* [Task material]:
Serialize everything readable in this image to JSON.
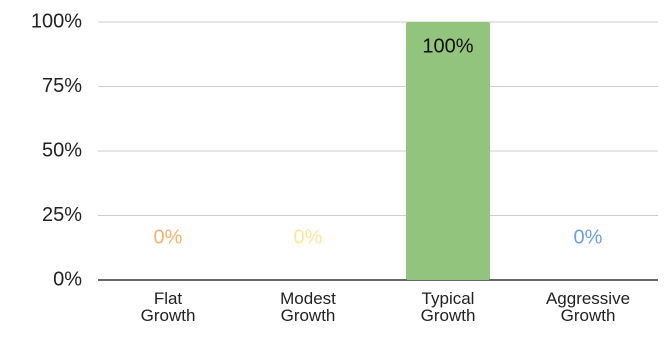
{
  "chart_data": {
    "type": "bar",
    "categories": [
      "Flat Growth",
      "Modest Growth",
      "Typical Growth",
      "Aggressive Growth"
    ],
    "values": [
      0,
      0,
      100,
      0
    ],
    "value_labels": [
      "0%",
      "0%",
      "100%",
      "0%"
    ],
    "colors": [
      "#f6b26b",
      "#ffe599",
      "#93c47d",
      "#6d9eeb"
    ],
    "ylim": [
      0,
      100
    ],
    "yticks": [
      {
        "value": 0,
        "label": "0%"
      },
      {
        "value": 25,
        "label": "25%"
      },
      {
        "value": 50,
        "label": "50%"
      },
      {
        "value": 75,
        "label": "75%"
      },
      {
        "value": 100,
        "label": "100%"
      }
    ],
    "grid": true
  }
}
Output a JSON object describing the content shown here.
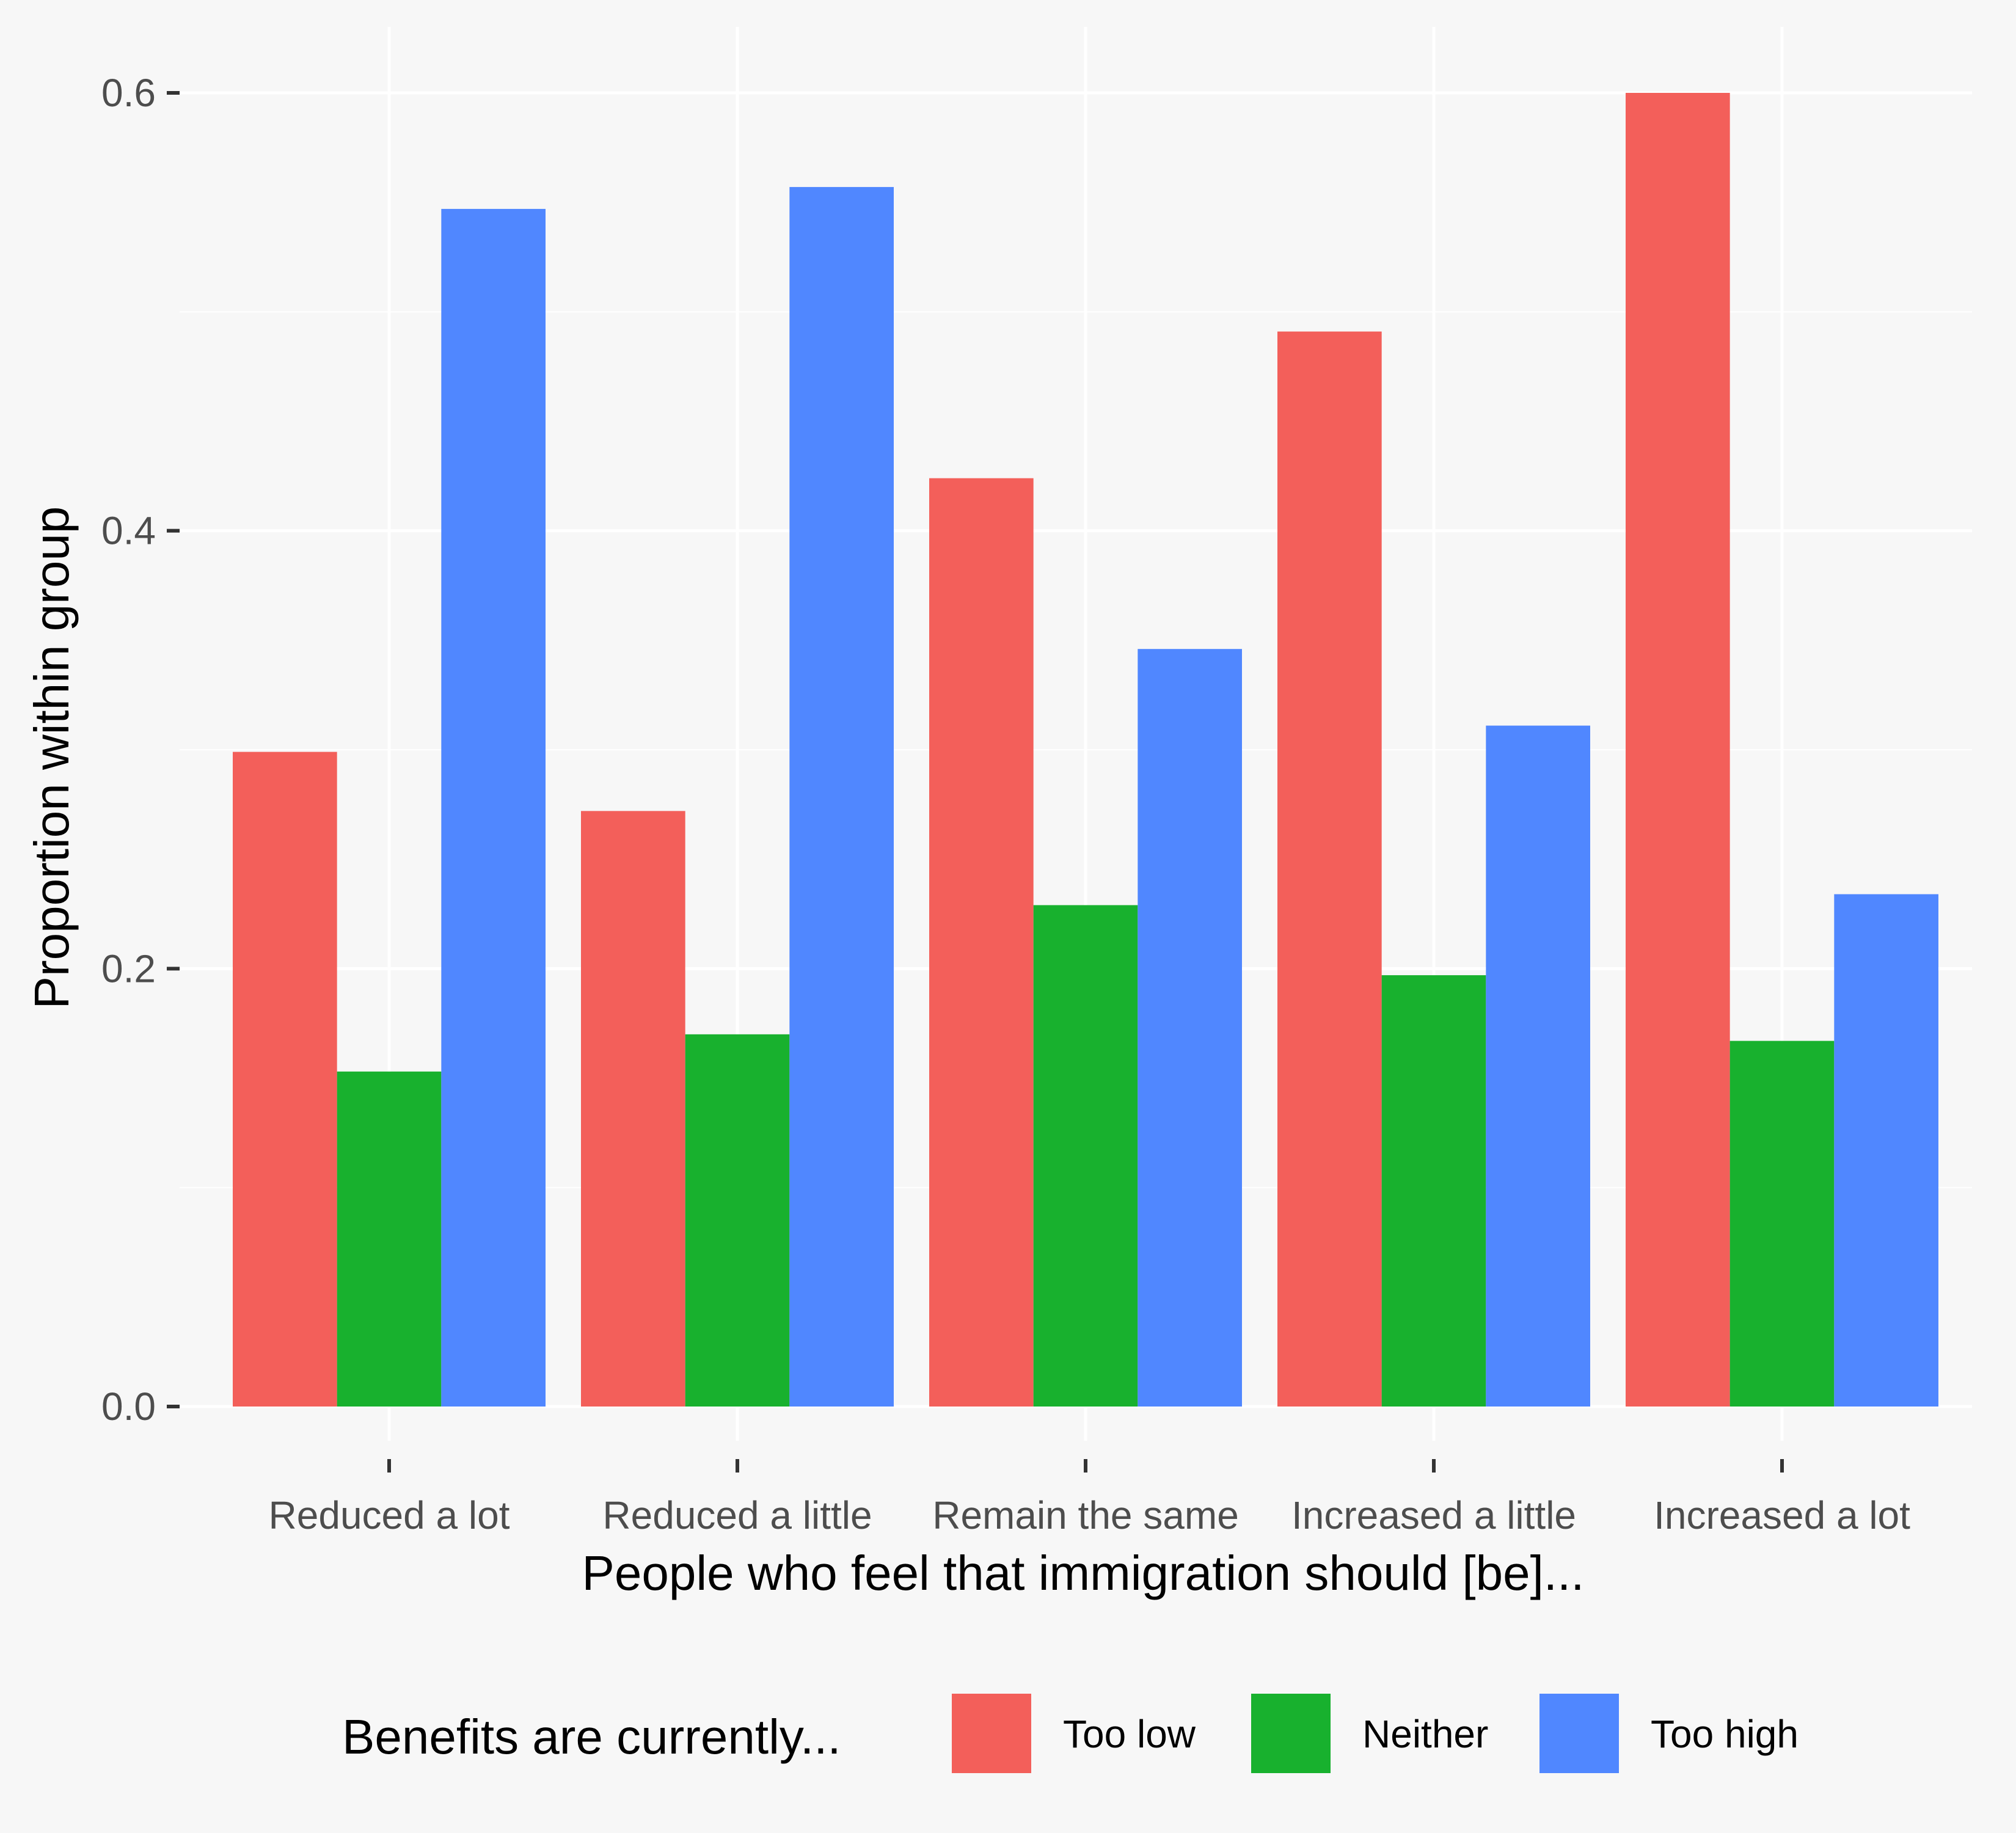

* [What to produce]: Pick out the lines containing the word "Growth" and show them.

* [Worked solution]:
      "Flat Growth",
      "Modest Growth",
      "Typical Growth",
      "Aggressive Growth"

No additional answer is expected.